YOUR GOAL ▸
Go through the entries and transcribe each one exactly, dropping the pictures.

"""

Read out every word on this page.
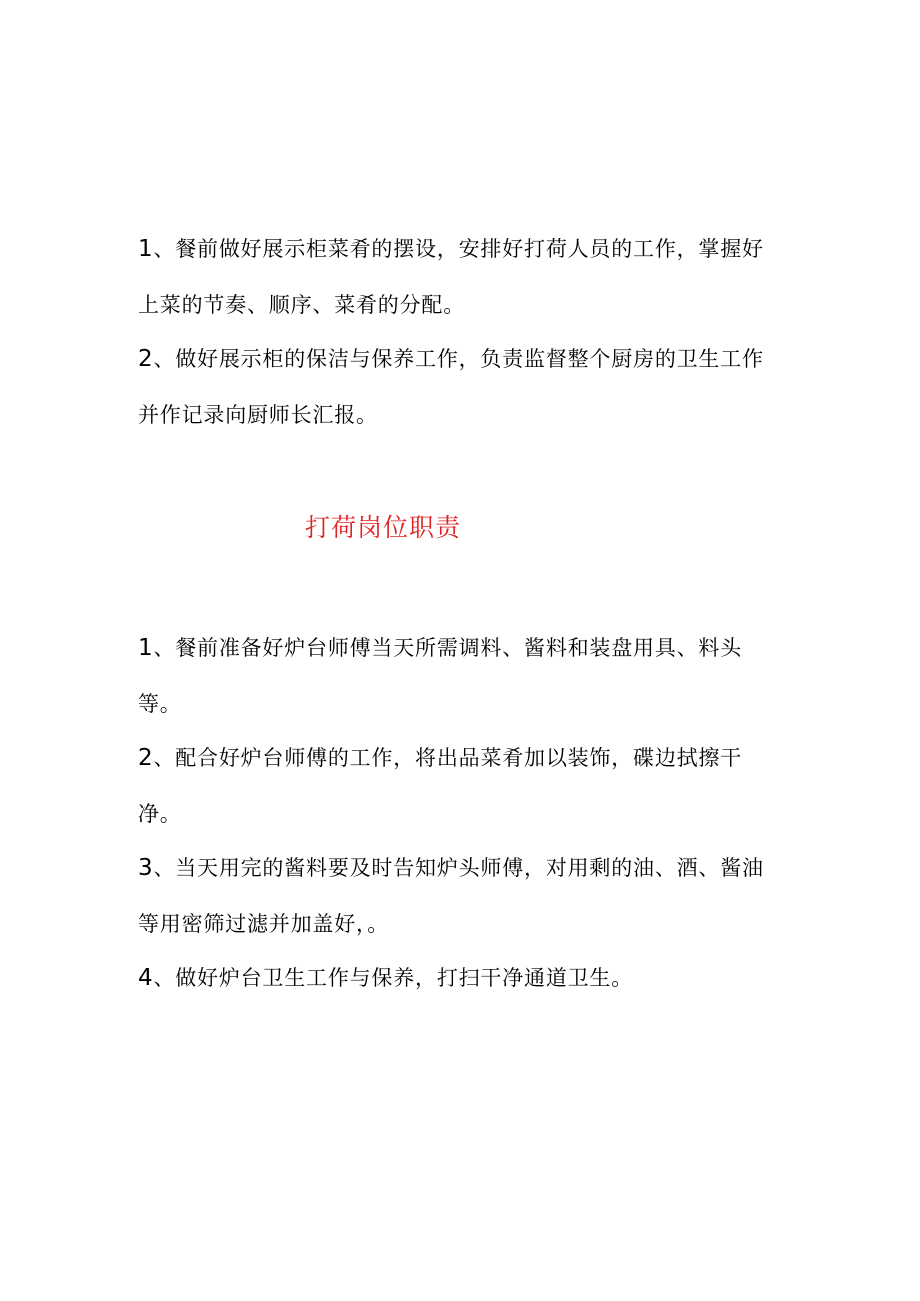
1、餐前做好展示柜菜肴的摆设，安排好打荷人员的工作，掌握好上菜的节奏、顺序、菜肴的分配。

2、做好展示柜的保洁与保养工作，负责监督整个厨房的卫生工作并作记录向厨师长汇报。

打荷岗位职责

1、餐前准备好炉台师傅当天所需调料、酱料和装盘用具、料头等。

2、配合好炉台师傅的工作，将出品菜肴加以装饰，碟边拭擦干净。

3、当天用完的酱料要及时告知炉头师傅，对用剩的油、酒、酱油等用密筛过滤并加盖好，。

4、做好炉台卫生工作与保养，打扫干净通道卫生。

"""

REPLY TO THE EXERCISE ▸
Read out every word on this page.
1、餐前做好展示柜菜肴的摆设，安排好打荷人员的工作，掌握好上菜的节奏、顺序、菜肴的分配。

2、做好展示柜的保洁与保养工作，负责监督整个厨房的卫生工作并作记录向厨师长汇报。

打荷岗位职责

1、餐前准备好炉台师傅当天所需调料、酱料和装盘用具、料头等。

2、配合好炉台师傅的工作，将出品菜肴加以装饰，碟边拭擦干净。

3、当天用完的酱料要及时告知炉头师傅，对用剩的油、酒、酱油等用密筛过滤并加盖好，。

4、做好炉台卫生工作与保养，打扫干净通道卫生。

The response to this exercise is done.